What you should do
Check every line below for the word "mark" and copy each one that has it.

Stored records
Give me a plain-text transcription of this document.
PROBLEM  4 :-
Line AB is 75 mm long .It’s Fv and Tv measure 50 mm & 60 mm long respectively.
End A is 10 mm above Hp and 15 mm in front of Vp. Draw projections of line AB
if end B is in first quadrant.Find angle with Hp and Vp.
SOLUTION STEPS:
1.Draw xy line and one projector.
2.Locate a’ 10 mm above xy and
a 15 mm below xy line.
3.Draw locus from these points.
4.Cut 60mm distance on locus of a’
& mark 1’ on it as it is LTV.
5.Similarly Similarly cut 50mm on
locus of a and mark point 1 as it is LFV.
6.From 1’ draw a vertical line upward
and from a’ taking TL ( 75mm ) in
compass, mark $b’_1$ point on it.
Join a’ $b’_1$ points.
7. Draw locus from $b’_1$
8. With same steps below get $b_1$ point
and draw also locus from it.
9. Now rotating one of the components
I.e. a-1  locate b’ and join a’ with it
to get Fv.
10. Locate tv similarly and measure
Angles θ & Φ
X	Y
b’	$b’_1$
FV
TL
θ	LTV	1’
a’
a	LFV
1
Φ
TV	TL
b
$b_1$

Result below
& mark 1’ on it as it is LTV.
locus of a and mark point 1 as it is LFV.
compass, mark $b’_1$ point on it.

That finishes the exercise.